▸ CHALLENGE: Change every "sidebar-item" in the data to "menu-entry" and write the lines out again with nothing else altered. Leave the pictures out of your answer.

Saved entries:
-*-

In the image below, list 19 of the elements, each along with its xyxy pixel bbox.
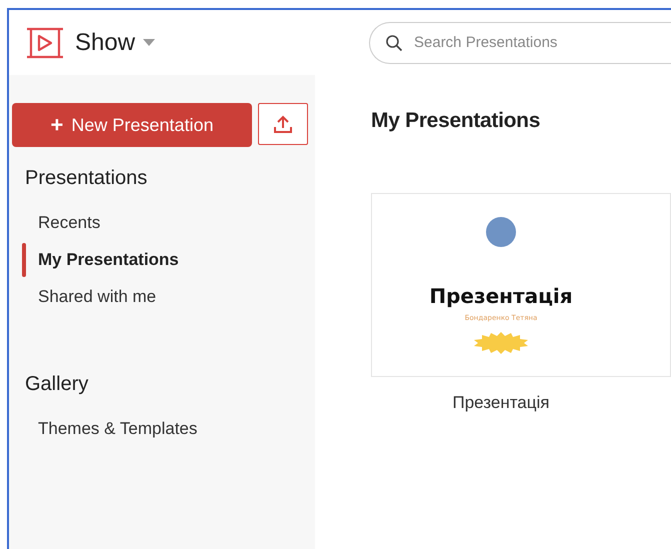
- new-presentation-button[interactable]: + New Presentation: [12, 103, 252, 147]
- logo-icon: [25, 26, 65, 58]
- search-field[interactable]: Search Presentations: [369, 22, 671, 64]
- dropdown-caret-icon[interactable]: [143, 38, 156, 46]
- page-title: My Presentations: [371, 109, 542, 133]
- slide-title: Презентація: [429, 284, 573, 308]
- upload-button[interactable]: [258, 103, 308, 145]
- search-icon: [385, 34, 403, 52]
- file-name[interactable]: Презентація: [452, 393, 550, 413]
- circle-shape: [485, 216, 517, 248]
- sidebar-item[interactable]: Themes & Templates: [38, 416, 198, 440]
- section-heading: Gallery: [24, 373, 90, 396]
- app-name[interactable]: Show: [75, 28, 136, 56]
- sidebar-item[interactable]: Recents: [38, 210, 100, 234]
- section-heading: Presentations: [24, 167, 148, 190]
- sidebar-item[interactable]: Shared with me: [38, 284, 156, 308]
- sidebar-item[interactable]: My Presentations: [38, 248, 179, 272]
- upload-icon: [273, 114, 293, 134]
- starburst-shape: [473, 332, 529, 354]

-*-

▸ EXERCISE SOLUTION:
In the image below, list 19 of the elements, each along with its xyxy pixel bbox.
- new-presentation-button[interactable]: + New Presentation: [12, 103, 252, 147]
- logo-icon: [25, 26, 65, 58]
- search-field[interactable]: Search Presentations: [369, 22, 671, 64]
- dropdown-caret-icon[interactable]: [143, 38, 156, 46]
- page-title: My Presentations: [371, 109, 542, 133]
- slide-title: Презентація: [429, 284, 573, 308]
- upload-button[interactable]: [258, 103, 308, 145]
- search-icon: [385, 34, 403, 52]
- file-name[interactable]: Презентація: [452, 393, 550, 413]
- circle-shape: [485, 216, 517, 248]
- menu-entry[interactable]: Themes & Templates: [38, 416, 198, 440]
- section-heading: Gallery: [24, 373, 90, 396]
- app-name[interactable]: Show: [75, 28, 136, 56]
- menu-entry[interactable]: Recents: [38, 210, 100, 234]
- section-heading: Presentations: [24, 167, 148, 190]
- menu-entry[interactable]: Shared with me: [38, 284, 156, 308]
- menu-entry[interactable]: My Presentations: [38, 248, 179, 272]
- upload-icon: [273, 114, 293, 134]
- starburst-shape: [473, 332, 529, 354]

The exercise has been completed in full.